- [Material]
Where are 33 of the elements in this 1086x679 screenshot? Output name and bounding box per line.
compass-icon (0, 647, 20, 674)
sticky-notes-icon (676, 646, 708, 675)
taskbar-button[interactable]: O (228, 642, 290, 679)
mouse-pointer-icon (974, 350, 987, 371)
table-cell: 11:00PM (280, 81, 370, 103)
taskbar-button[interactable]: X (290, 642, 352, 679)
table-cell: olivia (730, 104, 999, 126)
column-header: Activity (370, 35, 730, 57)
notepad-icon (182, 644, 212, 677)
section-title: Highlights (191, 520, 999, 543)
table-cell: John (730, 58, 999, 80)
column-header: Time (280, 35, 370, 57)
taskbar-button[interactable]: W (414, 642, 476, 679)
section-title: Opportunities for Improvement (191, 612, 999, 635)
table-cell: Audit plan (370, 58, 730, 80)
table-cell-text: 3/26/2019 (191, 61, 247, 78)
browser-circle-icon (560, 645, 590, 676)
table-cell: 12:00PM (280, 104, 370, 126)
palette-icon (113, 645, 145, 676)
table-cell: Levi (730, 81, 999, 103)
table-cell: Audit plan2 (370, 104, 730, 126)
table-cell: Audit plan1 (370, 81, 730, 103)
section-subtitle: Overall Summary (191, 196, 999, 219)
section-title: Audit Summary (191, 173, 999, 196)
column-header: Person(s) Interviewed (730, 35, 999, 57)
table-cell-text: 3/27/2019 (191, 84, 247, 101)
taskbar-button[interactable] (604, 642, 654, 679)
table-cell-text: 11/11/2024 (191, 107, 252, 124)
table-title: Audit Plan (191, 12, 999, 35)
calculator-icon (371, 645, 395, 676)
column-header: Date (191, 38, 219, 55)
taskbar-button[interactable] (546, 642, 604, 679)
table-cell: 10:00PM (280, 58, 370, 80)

- [Directions] Reproduce all of the rows above, replacing each occurrence of "column-header" with "column-heading" and leaving everything else unchanged.

- [Solved problem]
Where are 33 of the elements in this 1086x679 screenshot? Output name and bounding box per line.
compass-icon (0, 647, 20, 674)
sticky-notes-icon (676, 646, 708, 675)
taskbar-button[interactable]: O (228, 642, 290, 679)
mouse-pointer-icon (974, 350, 987, 371)
table-cell: 11:00PM (280, 81, 370, 103)
taskbar-button[interactable]: X (290, 642, 352, 679)
table-cell: olivia (730, 104, 999, 126)
column-heading: Activity (370, 35, 730, 57)
notepad-icon (182, 644, 212, 677)
section-title: Highlights (191, 520, 999, 543)
table-cell: John (730, 58, 999, 80)
column-heading: Time (280, 35, 370, 57)
taskbar-button[interactable]: W (414, 642, 476, 679)
section-title: Opportunities for Improvement (191, 612, 999, 635)
table-cell: Audit plan (370, 58, 730, 80)
table-cell-text: 3/26/2019 (191, 61, 247, 78)
browser-circle-icon (560, 645, 590, 676)
table-cell: 12:00PM (280, 104, 370, 126)
palette-icon (113, 645, 145, 676)
table-cell: Levi (730, 81, 999, 103)
table-cell: Audit plan2 (370, 104, 730, 126)
table-cell: Audit plan1 (370, 81, 730, 103)
section-subtitle: Overall Summary (191, 196, 999, 219)
section-title: Audit Summary (191, 173, 999, 196)
column-heading: Person(s) Interviewed (730, 35, 999, 57)
table-cell-text: 3/27/2019 (191, 84, 247, 101)
taskbar-button[interactable] (604, 642, 654, 679)
table-cell-text: 11/11/2024 (191, 107, 252, 124)
table-title: Audit Plan (191, 12, 999, 35)
calculator-icon (371, 645, 395, 676)
column-heading: Date (191, 38, 219, 55)
taskbar-button[interactable] (546, 642, 604, 679)
table-cell: 10:00PM (280, 58, 370, 80)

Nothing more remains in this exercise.